**EXERCISE GOAL**
Collect each line containing "Sandra".

═══

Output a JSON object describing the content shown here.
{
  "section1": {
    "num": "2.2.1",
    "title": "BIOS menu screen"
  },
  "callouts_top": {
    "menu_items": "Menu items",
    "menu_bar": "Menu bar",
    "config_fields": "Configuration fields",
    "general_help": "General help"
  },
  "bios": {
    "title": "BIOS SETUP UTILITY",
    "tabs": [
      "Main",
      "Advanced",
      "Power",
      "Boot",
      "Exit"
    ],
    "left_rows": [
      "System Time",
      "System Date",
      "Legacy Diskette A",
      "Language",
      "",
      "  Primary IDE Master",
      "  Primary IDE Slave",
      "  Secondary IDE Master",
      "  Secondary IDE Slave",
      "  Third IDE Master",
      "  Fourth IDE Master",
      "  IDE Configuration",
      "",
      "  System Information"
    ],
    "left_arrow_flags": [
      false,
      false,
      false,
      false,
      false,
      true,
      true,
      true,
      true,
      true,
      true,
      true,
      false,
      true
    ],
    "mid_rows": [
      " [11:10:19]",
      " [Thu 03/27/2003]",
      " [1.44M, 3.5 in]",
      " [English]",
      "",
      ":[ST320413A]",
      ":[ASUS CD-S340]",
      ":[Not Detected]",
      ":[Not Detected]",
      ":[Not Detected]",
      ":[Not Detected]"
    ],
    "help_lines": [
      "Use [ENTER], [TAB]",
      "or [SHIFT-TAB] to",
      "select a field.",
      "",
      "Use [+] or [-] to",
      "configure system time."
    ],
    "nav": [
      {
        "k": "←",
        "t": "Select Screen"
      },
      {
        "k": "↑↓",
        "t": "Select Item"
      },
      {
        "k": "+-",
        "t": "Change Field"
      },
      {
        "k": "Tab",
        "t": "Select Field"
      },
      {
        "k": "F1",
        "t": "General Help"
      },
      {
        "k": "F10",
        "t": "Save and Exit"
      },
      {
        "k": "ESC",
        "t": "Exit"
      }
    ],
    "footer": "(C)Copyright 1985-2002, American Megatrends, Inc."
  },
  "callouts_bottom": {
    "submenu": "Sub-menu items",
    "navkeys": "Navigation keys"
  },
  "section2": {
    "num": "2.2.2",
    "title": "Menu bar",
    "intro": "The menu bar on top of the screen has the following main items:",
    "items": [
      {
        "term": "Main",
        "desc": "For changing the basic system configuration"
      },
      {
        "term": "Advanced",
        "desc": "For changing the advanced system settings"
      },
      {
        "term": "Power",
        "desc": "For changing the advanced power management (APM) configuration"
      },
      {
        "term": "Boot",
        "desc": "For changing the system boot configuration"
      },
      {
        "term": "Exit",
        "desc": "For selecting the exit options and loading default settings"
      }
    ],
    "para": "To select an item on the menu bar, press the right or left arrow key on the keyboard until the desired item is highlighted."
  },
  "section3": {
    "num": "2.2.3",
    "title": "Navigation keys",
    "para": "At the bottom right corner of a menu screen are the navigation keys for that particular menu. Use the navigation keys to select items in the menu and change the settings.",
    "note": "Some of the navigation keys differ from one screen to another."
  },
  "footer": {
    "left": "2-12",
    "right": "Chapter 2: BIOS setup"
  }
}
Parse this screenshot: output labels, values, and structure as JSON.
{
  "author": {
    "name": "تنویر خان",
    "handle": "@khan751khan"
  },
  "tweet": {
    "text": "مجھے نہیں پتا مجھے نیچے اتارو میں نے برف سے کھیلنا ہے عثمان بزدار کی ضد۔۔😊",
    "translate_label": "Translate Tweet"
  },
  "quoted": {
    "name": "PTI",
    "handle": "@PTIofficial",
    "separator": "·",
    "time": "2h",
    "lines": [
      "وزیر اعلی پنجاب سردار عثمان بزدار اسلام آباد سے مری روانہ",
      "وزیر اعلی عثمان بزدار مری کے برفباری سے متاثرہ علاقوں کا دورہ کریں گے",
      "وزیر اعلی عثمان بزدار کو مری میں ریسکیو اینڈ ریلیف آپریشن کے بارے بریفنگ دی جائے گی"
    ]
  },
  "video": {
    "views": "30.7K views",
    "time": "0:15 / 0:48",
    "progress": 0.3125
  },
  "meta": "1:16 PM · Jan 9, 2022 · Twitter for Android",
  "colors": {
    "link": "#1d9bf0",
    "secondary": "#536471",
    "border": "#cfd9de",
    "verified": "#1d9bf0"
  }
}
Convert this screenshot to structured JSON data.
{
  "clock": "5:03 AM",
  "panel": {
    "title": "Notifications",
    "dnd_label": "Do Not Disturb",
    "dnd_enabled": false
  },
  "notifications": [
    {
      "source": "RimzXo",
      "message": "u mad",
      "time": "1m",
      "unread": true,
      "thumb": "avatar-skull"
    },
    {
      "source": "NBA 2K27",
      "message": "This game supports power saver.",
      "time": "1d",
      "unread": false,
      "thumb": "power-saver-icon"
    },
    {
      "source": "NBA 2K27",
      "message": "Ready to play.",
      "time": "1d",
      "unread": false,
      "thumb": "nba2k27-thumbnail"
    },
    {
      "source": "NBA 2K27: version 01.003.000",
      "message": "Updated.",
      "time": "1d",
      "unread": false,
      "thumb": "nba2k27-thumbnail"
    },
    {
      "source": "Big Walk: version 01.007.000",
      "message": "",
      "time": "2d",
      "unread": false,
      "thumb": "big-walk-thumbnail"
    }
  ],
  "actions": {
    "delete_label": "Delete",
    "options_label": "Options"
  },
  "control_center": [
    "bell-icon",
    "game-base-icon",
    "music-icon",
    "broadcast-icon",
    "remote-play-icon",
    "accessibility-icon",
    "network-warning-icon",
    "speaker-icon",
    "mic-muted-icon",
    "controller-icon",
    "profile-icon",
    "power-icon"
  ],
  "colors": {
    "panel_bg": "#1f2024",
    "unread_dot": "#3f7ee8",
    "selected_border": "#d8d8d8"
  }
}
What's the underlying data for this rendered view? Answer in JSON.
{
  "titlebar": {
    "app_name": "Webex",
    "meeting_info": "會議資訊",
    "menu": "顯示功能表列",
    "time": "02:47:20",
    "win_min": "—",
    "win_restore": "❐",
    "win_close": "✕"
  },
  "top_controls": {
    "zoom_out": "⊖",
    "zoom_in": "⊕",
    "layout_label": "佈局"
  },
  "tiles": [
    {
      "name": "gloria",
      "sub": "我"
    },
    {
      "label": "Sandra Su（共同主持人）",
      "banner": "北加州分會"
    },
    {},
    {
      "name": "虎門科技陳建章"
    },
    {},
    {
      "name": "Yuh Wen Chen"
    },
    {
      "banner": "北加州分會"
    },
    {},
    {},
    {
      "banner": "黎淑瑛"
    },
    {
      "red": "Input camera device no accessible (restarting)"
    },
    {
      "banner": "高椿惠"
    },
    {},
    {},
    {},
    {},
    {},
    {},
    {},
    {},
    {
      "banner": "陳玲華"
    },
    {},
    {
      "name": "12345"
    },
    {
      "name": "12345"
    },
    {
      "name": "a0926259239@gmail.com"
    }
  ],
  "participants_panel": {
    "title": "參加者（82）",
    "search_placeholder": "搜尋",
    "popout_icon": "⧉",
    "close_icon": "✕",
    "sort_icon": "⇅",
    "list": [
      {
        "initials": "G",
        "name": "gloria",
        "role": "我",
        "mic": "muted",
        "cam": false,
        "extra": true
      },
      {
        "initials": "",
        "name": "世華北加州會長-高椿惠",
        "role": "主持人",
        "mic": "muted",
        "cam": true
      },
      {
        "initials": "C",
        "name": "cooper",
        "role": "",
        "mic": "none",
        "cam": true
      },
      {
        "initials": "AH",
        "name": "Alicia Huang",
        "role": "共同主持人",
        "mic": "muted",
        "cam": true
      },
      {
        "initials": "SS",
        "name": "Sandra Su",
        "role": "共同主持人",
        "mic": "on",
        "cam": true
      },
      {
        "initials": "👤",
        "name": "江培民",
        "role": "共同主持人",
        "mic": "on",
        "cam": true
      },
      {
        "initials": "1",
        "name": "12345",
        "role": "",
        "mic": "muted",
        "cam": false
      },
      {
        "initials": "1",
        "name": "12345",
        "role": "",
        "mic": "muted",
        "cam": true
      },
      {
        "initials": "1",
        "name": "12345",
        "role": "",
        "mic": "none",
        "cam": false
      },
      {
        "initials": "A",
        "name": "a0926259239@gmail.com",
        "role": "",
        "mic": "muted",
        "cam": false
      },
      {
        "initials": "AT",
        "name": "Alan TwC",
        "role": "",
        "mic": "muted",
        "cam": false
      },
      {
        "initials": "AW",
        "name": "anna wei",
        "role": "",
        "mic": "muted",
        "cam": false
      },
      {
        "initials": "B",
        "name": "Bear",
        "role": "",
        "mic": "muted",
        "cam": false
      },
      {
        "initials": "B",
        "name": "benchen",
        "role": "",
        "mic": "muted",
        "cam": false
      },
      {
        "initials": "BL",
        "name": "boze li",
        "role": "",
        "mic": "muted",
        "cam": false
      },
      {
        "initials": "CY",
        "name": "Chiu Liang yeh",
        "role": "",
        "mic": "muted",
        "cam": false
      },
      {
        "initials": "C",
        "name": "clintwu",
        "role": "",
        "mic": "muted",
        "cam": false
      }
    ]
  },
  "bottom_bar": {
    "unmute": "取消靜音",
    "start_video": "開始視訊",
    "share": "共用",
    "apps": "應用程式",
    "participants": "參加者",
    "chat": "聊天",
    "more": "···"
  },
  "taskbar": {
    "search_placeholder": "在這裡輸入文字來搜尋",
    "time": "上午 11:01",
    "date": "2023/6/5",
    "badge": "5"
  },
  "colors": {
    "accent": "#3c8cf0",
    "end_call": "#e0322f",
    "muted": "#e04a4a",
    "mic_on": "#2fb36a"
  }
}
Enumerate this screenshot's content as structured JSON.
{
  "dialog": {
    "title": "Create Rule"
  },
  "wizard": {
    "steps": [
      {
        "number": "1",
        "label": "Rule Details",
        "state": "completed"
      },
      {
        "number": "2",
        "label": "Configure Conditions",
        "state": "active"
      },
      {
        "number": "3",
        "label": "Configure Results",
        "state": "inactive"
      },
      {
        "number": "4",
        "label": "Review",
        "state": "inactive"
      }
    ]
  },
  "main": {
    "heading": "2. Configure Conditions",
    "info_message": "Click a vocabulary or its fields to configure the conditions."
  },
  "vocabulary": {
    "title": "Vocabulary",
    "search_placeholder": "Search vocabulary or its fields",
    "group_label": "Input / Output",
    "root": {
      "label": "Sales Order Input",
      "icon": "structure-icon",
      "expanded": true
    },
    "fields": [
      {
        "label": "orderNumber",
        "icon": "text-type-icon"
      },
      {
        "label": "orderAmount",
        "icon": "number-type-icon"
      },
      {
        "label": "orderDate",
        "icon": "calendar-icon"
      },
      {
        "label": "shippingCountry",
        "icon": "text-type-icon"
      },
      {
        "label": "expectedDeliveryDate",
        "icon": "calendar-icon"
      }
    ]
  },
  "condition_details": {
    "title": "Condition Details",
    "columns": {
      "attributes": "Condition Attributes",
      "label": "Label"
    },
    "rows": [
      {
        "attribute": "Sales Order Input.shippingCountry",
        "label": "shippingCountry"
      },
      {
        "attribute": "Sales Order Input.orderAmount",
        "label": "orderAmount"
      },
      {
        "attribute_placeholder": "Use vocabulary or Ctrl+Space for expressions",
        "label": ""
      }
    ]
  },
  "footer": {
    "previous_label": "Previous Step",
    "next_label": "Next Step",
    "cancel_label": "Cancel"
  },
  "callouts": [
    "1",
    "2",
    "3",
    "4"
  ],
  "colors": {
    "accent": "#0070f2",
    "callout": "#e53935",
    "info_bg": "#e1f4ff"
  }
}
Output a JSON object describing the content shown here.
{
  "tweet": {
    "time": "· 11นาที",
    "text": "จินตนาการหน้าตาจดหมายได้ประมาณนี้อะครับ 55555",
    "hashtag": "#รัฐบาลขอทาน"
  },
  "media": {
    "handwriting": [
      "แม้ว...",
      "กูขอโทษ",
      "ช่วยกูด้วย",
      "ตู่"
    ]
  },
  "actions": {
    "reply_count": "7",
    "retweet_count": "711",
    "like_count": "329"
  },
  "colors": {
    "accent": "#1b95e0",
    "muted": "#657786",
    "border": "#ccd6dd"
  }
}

═══

**RESPONSE FOR THIS EXERCISE**
      "label": "Sandra Su（共同主持人）",
        "name": "Sandra Su",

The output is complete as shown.